====== The input

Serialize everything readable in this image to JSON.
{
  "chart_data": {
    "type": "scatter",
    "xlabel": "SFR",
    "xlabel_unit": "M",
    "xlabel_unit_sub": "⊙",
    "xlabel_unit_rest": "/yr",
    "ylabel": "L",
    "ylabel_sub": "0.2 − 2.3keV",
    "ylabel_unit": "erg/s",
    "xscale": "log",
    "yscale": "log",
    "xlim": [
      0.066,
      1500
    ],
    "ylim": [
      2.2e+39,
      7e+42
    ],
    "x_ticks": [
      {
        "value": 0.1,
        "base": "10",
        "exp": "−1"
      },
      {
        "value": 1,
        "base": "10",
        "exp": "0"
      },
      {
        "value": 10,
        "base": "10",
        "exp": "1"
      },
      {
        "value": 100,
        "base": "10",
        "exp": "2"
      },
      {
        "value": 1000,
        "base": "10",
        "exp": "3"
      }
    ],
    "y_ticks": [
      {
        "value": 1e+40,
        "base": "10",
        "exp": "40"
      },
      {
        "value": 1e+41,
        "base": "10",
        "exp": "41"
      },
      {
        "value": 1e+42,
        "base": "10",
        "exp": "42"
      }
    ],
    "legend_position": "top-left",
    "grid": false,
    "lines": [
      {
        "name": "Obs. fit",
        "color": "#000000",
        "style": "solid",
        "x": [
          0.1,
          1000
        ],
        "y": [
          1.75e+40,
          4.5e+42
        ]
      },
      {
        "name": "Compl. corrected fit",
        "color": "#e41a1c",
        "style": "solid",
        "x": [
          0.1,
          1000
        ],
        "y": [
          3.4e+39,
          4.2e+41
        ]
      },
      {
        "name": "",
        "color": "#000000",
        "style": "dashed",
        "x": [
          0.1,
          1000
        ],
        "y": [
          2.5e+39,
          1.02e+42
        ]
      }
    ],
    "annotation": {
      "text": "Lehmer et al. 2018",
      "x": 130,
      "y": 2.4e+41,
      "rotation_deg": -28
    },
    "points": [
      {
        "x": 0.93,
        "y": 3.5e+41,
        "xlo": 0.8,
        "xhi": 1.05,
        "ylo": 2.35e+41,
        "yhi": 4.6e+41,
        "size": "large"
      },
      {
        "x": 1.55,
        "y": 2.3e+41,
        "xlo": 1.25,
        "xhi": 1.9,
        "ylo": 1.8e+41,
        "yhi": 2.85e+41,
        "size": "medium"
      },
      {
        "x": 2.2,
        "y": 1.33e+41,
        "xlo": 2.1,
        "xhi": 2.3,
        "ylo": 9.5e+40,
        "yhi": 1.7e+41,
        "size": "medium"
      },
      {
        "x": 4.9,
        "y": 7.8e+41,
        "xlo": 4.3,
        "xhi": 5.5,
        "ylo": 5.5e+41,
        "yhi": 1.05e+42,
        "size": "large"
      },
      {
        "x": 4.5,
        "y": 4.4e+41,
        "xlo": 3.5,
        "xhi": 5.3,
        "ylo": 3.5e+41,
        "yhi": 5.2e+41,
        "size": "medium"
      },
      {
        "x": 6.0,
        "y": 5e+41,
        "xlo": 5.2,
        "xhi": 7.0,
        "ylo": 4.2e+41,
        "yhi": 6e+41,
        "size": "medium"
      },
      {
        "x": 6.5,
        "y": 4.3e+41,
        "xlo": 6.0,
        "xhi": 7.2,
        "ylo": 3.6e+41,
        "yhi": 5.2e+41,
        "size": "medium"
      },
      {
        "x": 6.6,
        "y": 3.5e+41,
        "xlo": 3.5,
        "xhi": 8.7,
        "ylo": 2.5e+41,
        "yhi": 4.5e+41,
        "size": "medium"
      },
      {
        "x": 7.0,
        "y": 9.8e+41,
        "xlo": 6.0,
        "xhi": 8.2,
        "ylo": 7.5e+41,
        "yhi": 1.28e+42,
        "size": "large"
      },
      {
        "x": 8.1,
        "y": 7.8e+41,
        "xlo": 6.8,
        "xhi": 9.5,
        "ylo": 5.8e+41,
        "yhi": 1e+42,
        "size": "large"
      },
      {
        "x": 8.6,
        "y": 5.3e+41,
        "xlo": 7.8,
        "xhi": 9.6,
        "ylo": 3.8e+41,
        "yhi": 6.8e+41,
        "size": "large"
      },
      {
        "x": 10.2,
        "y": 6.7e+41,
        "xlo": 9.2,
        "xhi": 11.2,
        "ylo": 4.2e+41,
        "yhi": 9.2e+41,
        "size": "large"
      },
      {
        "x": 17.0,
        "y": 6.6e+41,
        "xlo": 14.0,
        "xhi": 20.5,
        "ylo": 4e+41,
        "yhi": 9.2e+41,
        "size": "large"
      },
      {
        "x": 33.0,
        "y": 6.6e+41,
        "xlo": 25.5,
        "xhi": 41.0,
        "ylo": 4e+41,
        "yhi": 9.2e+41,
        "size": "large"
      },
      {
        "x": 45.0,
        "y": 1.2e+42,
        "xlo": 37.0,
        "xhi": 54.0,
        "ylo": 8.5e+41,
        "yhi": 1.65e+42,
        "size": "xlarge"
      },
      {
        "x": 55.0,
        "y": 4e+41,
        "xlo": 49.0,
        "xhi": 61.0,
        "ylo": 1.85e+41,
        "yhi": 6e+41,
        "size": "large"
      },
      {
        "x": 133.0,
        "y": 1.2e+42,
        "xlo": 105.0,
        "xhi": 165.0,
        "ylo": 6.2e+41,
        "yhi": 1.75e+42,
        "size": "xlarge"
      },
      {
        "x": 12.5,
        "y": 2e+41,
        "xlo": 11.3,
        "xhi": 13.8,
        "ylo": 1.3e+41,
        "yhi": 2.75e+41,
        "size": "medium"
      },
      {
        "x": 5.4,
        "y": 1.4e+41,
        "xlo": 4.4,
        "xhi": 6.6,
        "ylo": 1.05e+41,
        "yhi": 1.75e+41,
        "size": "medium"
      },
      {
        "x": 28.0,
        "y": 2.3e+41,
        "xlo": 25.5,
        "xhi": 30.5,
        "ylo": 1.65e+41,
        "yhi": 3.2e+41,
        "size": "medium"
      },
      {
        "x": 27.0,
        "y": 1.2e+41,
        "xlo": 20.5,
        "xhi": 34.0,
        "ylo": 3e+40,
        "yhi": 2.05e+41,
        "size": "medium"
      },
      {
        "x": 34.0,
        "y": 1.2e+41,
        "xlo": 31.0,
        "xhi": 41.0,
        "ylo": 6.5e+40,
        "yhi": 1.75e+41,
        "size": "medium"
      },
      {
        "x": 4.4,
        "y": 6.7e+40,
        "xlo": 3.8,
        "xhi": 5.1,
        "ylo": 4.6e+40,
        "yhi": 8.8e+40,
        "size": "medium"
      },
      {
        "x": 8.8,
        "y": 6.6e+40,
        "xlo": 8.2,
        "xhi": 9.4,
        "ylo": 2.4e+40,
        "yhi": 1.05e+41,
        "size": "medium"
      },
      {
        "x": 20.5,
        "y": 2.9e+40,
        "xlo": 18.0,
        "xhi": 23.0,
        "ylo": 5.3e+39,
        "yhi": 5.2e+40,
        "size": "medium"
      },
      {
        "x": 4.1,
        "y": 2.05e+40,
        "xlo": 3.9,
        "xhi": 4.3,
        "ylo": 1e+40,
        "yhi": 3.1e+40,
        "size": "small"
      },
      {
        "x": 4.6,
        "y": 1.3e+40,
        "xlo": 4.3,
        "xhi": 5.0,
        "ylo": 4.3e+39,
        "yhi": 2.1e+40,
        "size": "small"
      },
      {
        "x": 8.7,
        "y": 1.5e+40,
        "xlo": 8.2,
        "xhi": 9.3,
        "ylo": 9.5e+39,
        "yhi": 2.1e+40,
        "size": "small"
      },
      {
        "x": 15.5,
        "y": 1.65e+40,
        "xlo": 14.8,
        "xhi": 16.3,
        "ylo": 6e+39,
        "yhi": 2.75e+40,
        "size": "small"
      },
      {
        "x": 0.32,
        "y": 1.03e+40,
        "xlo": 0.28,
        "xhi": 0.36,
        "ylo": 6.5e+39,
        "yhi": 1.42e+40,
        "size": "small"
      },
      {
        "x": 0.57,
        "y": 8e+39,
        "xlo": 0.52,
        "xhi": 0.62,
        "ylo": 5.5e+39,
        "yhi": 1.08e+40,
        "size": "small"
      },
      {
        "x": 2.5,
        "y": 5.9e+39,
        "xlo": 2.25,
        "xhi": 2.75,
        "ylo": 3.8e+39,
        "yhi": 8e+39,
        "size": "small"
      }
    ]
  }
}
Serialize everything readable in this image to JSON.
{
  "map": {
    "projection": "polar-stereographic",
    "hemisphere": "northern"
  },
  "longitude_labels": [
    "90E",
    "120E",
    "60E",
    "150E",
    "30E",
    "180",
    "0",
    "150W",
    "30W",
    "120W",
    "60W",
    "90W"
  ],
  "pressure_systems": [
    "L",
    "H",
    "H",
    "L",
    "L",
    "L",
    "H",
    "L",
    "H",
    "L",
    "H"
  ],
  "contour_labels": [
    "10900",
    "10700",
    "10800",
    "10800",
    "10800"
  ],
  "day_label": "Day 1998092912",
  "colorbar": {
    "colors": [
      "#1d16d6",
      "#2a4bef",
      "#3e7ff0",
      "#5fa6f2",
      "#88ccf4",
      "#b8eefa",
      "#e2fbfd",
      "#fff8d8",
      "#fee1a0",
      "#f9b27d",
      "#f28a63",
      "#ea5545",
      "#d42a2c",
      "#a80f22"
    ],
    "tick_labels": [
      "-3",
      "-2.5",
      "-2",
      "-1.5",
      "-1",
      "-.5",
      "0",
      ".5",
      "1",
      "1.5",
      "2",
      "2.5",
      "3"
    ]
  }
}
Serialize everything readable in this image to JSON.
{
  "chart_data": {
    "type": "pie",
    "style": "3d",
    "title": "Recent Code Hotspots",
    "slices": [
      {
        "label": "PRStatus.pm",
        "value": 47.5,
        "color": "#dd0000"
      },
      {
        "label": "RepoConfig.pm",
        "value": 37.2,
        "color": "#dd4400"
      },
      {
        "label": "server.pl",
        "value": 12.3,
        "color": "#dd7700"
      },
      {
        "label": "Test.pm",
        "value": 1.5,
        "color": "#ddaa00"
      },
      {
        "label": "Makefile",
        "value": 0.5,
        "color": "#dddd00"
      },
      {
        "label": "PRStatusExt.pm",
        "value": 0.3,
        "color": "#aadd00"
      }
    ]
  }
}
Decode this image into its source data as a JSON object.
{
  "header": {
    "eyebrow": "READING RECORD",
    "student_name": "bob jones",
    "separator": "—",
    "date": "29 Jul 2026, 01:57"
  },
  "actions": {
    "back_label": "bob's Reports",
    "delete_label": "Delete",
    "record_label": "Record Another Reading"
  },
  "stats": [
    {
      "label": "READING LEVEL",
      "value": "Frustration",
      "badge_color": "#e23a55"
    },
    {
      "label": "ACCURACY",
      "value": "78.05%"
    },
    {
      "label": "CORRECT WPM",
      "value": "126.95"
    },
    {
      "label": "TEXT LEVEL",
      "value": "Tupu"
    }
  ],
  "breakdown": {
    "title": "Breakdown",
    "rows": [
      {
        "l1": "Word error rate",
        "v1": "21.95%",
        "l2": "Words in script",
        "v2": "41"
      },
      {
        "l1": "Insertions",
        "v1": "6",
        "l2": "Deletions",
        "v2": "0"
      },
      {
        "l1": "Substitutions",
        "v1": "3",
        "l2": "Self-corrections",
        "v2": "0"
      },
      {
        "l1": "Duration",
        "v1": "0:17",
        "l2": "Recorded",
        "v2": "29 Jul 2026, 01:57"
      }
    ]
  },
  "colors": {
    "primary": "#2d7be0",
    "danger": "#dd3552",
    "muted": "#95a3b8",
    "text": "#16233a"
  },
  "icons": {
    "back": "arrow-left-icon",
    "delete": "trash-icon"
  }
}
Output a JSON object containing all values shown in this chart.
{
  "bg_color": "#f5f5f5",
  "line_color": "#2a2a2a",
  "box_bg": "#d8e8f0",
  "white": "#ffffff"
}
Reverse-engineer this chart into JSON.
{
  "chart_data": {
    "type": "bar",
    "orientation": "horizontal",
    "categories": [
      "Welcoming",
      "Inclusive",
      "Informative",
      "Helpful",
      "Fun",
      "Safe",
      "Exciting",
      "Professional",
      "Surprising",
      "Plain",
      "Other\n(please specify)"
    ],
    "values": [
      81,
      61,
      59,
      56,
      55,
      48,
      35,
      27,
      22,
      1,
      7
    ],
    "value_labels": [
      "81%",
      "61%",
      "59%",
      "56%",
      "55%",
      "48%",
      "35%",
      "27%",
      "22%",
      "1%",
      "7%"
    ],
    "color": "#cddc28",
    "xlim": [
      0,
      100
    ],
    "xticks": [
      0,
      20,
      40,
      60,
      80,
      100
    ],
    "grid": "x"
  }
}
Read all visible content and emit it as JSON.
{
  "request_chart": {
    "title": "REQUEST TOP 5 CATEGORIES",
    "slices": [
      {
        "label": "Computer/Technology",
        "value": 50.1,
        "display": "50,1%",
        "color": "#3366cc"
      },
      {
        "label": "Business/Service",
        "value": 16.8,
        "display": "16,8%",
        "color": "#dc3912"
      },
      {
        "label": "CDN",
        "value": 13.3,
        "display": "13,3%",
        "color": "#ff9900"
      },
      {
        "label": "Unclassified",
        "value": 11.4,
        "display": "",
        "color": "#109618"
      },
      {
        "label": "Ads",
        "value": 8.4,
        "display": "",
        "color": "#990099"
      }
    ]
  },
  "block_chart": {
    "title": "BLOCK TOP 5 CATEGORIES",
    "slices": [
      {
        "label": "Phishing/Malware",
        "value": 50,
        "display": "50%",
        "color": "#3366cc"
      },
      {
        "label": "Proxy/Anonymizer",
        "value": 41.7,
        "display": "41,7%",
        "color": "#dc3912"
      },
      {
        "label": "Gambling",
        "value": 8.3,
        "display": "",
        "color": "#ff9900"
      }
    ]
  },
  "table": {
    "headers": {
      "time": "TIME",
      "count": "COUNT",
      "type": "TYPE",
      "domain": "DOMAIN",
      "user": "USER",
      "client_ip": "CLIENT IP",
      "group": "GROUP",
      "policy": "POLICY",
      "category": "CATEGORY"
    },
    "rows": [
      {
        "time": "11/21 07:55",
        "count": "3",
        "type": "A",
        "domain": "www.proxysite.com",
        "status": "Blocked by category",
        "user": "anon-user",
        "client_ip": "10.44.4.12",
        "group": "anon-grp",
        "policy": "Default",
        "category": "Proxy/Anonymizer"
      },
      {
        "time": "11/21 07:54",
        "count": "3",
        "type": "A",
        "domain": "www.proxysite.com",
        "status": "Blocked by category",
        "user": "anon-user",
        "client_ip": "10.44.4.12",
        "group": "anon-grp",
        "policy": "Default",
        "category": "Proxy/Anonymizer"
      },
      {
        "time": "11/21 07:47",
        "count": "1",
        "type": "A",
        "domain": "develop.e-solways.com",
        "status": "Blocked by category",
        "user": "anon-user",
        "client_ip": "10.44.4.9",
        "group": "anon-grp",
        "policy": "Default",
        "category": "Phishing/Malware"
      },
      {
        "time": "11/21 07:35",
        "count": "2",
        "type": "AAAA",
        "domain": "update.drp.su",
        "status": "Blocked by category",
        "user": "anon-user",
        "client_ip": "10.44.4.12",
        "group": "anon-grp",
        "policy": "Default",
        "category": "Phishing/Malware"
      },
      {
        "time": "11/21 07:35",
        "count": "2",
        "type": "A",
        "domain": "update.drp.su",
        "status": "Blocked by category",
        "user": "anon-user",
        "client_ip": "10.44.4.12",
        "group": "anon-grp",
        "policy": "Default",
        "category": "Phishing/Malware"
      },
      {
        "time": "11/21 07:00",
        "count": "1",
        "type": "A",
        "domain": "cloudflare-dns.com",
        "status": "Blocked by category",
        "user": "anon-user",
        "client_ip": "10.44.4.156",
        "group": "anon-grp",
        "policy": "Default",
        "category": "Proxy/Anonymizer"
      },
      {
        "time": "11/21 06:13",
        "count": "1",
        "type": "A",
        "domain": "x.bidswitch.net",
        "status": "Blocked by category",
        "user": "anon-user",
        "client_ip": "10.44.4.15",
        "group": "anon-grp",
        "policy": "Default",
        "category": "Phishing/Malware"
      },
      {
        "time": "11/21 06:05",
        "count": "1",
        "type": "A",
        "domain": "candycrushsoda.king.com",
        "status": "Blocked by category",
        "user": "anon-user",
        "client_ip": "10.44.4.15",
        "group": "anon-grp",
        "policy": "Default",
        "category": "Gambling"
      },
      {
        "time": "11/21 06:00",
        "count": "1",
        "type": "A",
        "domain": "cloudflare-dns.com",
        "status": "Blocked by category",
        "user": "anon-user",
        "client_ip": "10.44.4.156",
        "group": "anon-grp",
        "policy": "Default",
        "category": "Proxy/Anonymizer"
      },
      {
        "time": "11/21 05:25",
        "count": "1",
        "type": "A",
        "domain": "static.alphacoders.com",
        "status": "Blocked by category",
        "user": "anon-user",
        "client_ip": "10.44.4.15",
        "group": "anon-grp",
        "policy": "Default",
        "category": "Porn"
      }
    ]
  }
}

============

Problem details:
Show each line holding the word "into".

Result of the exercise:
Decode this image into its source data as a JSON object.
Reverse-engineer this chart into JSON.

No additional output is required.